* **Written task**
All of the material below is to be retyped exactly.

* **Available data**
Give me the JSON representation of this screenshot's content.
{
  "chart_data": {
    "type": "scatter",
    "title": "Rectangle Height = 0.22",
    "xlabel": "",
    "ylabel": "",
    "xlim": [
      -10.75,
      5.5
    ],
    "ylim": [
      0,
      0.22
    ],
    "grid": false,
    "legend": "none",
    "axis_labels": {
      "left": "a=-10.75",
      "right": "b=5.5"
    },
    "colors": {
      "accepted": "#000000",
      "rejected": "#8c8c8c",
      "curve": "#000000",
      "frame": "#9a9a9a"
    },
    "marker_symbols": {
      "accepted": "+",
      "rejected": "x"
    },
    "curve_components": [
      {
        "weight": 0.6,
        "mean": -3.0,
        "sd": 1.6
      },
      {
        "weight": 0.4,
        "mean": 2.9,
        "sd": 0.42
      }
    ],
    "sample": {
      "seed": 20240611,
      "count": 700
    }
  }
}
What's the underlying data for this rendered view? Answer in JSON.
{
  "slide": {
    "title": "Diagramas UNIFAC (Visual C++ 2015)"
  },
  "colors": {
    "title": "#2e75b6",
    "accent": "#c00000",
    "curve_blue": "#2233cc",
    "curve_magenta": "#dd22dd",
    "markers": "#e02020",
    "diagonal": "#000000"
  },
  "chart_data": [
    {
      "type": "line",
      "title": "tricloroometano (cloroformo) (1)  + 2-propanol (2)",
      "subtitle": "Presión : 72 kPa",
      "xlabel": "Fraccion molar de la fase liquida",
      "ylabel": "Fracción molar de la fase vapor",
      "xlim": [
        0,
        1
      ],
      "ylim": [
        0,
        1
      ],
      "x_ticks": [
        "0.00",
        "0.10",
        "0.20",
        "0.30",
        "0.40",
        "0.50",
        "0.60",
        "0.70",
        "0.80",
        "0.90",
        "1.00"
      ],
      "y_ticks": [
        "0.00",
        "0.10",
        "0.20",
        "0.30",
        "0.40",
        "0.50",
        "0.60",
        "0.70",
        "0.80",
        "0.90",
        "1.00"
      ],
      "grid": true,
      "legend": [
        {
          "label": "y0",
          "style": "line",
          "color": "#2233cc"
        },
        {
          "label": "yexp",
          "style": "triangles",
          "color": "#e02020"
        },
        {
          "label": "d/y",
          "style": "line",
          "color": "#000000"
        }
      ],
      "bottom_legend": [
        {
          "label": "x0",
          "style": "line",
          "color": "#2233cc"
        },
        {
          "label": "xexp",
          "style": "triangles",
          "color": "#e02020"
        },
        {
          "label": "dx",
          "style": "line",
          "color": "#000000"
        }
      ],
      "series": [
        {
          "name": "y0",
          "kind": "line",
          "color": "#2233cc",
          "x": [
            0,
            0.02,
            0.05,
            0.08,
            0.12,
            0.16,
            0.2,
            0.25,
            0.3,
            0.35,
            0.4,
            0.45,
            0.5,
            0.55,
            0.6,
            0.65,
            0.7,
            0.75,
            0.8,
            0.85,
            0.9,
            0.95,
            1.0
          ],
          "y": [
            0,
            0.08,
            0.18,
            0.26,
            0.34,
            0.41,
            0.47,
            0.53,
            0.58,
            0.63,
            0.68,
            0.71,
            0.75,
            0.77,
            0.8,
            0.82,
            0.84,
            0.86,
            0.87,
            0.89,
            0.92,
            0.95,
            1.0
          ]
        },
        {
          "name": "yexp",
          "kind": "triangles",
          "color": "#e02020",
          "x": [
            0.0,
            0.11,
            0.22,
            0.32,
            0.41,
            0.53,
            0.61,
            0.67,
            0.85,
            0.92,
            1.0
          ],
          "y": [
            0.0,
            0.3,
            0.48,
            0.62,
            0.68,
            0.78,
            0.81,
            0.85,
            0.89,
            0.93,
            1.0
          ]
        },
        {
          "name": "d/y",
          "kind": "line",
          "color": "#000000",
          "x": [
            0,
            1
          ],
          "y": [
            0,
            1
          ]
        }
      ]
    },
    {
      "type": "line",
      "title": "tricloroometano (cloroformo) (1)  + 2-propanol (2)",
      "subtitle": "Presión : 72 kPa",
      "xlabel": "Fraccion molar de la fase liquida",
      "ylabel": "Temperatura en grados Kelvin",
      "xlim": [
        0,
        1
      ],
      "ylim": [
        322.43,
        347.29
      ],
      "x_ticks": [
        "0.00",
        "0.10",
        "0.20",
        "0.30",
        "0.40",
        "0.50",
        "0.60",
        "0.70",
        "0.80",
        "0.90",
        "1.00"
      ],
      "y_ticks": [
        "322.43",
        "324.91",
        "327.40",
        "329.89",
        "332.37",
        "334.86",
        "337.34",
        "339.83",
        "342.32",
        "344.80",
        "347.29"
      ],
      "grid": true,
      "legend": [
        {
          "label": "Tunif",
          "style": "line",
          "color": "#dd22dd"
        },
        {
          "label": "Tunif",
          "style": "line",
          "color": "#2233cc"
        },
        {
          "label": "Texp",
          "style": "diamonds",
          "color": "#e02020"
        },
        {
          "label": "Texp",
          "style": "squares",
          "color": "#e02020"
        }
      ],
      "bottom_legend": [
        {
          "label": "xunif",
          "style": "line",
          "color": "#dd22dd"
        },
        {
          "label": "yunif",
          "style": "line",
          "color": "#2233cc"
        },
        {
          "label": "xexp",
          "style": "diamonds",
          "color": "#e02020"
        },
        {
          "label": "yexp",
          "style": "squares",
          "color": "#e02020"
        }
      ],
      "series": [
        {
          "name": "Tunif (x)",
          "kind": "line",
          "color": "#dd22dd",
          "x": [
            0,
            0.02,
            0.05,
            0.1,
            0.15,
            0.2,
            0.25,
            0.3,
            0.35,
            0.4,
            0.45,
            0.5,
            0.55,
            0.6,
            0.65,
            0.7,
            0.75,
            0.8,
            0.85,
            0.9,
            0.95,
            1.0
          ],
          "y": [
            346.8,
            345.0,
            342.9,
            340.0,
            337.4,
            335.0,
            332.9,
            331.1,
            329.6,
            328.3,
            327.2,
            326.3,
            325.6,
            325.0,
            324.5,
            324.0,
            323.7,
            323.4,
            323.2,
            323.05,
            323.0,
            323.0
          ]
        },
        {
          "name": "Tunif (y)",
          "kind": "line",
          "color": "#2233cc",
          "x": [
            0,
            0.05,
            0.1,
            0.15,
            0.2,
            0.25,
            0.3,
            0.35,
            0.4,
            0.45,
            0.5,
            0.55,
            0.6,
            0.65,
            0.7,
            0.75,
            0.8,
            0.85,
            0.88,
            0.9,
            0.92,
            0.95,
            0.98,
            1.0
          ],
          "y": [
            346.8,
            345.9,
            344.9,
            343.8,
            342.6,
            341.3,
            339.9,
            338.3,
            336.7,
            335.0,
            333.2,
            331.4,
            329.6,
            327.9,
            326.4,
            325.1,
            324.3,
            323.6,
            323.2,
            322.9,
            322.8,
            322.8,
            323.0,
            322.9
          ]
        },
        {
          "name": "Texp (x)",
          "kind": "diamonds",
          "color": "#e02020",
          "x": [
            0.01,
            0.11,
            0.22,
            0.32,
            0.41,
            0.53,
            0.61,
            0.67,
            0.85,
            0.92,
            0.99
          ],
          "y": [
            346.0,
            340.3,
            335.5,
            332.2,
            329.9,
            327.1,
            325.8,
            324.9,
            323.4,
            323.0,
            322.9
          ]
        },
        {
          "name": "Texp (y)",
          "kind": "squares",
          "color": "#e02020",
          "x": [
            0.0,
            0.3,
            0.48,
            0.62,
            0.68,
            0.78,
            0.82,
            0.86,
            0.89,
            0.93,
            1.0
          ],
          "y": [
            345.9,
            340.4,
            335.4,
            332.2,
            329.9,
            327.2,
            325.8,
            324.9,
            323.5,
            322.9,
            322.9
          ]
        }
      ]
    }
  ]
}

* **Response to the task**
Give me the JSON representation of this screenshot's content.
{
  "chart_data": {
    "type": "scatter",
    "title": "Rectangle Height = 0.22",
    "xlabel": "",
    "ylabel": "",
    "xlim": [
      -10.75,
      5.5
    ],
    "ylim": [
      0,
      0.22
    ],
    "grid": false,
    "legend": "none",
    "axis_labels": {
      "left": "a=-10.75",
      "right": "b=5.5"
    },
    "colors": {
      "accepted": "#000000",
      "rejected": "#8c8c8c",
      "curve": "#000000",
      "frame": "#9a9a9a"
    },
    "marker_symbols": {
      "accepted": "+",
      "rejected": "x"
    },
    "curve_components": [
      {
        "weight": 0.6,
        "mean": -3.0,
        "sd": 1.6
      },
      {
        "weight": 0.4,
        "mean": 2.9,
        "sd": 0.42
      }
    ],
    "sample": {
      "seed": 20240611,
      "count": 700
    }
  }
}
What's the underlying data for this rendered view? Answer in JSON.
{
  "slide": {
    "title": "Diagramas UNIFAC (Visual C++ 2015)"
  },
  "colors": {
    "title": "#2e75b6",
    "accent": "#c00000",
    "curve_blue": "#2233cc",
    "curve_magenta": "#dd22dd",
    "markers": "#e02020",
    "diagonal": "#000000"
  },
  "chart_data": [
    {
      "type": "line",
      "title": "tricloroometano (cloroformo) (1)  + 2-propanol (2)",
      "subtitle": "Presión : 72 kPa",
      "xlabel": "Fraccion molar de la fase liquida",
      "ylabel": "Fracción molar de la fase vapor",
      "xlim": [
        0,
        1
      ],
      "ylim": [
        0,
        1
      ],
      "x_ticks": [
        "0.00",
        "0.10",
        "0.20",
        "0.30",
        "0.40",
        "0.50",
        "0.60",
        "0.70",
        "0.80",
        "0.90",
        "1.00"
      ],
      "y_ticks": [
        "0.00",
        "0.10",
        "0.20",
        "0.30",
        "0.40",
        "0.50",
        "0.60",
        "0.70",
        "0.80",
        "0.90",
        "1.00"
      ],
      "grid": true,
      "legend": [
        {
          "label": "y0",
          "style": "line",
          "color": "#2233cc"
        },
        {
          "label": "yexp",
          "style": "triangles",
          "color": "#e02020"
        },
        {
          "label": "d/y",
          "style": "line",
          "color": "#000000"
        }
      ],
      "bottom_legend": [
        {
          "label": "x0",
          "style": "line",
          "color": "#2233cc"
        },
        {
          "label": "xexp",
          "style": "triangles",
          "color": "#e02020"
        },
        {
          "label": "dx",
          "style": "line",
          "color": "#000000"
        }
      ],
      "series": [
        {
          "name": "y0",
          "kind": "line",
          "color": "#2233cc",
          "x": [
            0,
            0.02,
            0.05,
            0.08,
            0.12,
            0.16,
            0.2,
            0.25,
            0.3,
            0.35,
            0.4,
            0.45,
            0.5,
            0.55,
            0.6,
            0.65,
            0.7,
            0.75,
            0.8,
            0.85,
            0.9,
            0.95,
            1.0
          ],
          "y": [
            0,
            0.08,
            0.18,
            0.26,
            0.34,
            0.41,
            0.47,
            0.53,
            0.58,
            0.63,
            0.68,
            0.71,
            0.75,
            0.77,
            0.8,
            0.82,
            0.84,
            0.86,
            0.87,
            0.89,
            0.92,
            0.95,
            1.0
          ]
        },
        {
          "name": "yexp",
          "kind": "triangles",
          "color": "#e02020",
          "x": [
            0.0,
            0.11,
            0.22,
            0.32,
            0.41,
            0.53,
            0.61,
            0.67,
            0.85,
            0.92,
            1.0
          ],
          "y": [
            0.0,
            0.3,
            0.48,
            0.62,
            0.68,
            0.78,
            0.81,
            0.85,
            0.89,
            0.93,
            1.0
          ]
        },
        {
          "name": "d/y",
          "kind": "line",
          "color": "#000000",
          "x": [
            0,
            1
          ],
          "y": [
            0,
            1
          ]
        }
      ]
    },
    {
      "type": "line",
      "title": "tricloroometano (cloroformo) (1)  + 2-propanol (2)",
      "subtitle": "Presión : 72 kPa",
      "xlabel": "Fraccion molar de la fase liquida",
      "ylabel": "Temperatura en grados Kelvin",
      "xlim": [
        0,
        1
      ],
      "ylim": [
        322.43,
        347.29
      ],
      "x_ticks": [
        "0.00",
        "0.10",
        "0.20",
        "0.30",
        "0.40",
        "0.50",
        "0.60",
        "0.70",
        "0.80",
        "0.90",
        "1.00"
      ],
      "y_ticks": [
        "322.43",
        "324.91",
        "327.40",
        "329.89",
        "332.37",
        "334.86",
        "337.34",
        "339.83",
        "342.32",
        "344.80",
        "347.29"
      ],
      "grid": true,
      "legend": [
        {
          "label": "Tunif",
          "style": "line",
          "color": "#dd22dd"
        },
        {
          "label": "Tunif",
          "style": "line",
          "color": "#2233cc"
        },
        {
          "label": "Texp",
          "style": "diamonds",
          "color": "#e02020"
        },
        {
          "label": "Texp",
          "style": "squares",
          "color": "#e02020"
        }
      ],
      "bottom_legend": [
        {
          "label": "xunif",
          "style": "line",
          "color": "#dd22dd"
        },
        {
          "label": "yunif",
          "style": "line",
          "color": "#2233cc"
        },
        {
          "label": "xexp",
          "style": "diamonds",
          "color": "#e02020"
        },
        {
          "label": "yexp",
          "style": "squares",
          "color": "#e02020"
        }
      ],
      "series": [
        {
          "name": "Tunif (x)",
          "kind": "line",
          "color": "#dd22dd",
          "x": [
            0,
            0.02,
            0.05,
            0.1,
            0.15,
            0.2,
            0.25,
            0.3,
            0.35,
            0.4,
            0.45,
            0.5,
            0.55,
            0.6,
            0.65,
            0.7,
            0.75,
            0.8,
            0.85,
            0.9,
            0.95,
            1.0
          ],
          "y": [
            346.8,
            345.0,
            342.9,
            340.0,
            337.4,
            335.0,
            332.9,
            331.1,
            329.6,
            328.3,
            327.2,
            326.3,
            325.6,
            325.0,
            324.5,
            324.0,
            323.7,
            323.4,
            323.2,
            323.05,
            323.0,
            323.0
          ]
        },
        {
          "name": "Tunif (y)",
          "kind": "line",
          "color": "#2233cc",
          "x": [
            0,
            0.05,
            0.1,
            0.15,
            0.2,
            0.25,
            0.3,
            0.35,
            0.4,
            0.45,
            0.5,
            0.55,
            0.6,
            0.65,
            0.7,
            0.75,
            0.8,
            0.85,
            0.88,
            0.9,
            0.92,
            0.95,
            0.98,
            1.0
          ],
          "y": [
            346.8,
            345.9,
            344.9,
            343.8,
            342.6,
            341.3,
            339.9,
            338.3,
            336.7,
            335.0,
            333.2,
            331.4,
            329.6,
            327.9,
            326.4,
            325.1,
            324.3,
            323.6,
            323.2,
            322.9,
            322.8,
            322.8,
            323.0,
            322.9
          ]
        },
        {
          "name": "Texp (x)",
          "kind": "diamonds",
          "color": "#e02020",
          "x": [
            0.01,
            0.11,
            0.22,
            0.32,
            0.41,
            0.53,
            0.61,
            0.67,
            0.85,
            0.92,
            0.99
          ],
          "y": [
            346.0,
            340.3,
            335.5,
            332.2,
            329.9,
            327.1,
            325.8,
            324.9,
            323.4,
            323.0,
            322.9
          ]
        },
        {
          "name": "Texp (y)",
          "kind": "squares",
          "color": "#e02020",
          "x": [
            0.0,
            0.3,
            0.48,
            0.62,
            0.68,
            0.78,
            0.82,
            0.86,
            0.89,
            0.93,
            1.0
          ],
          "y": [
            345.9,
            340.4,
            335.4,
            332.2,
            329.9,
            327.2,
            325.8,
            324.9,
            323.5,
            322.9,
            322.9
          ]
        }
      ]
    }
  ]
}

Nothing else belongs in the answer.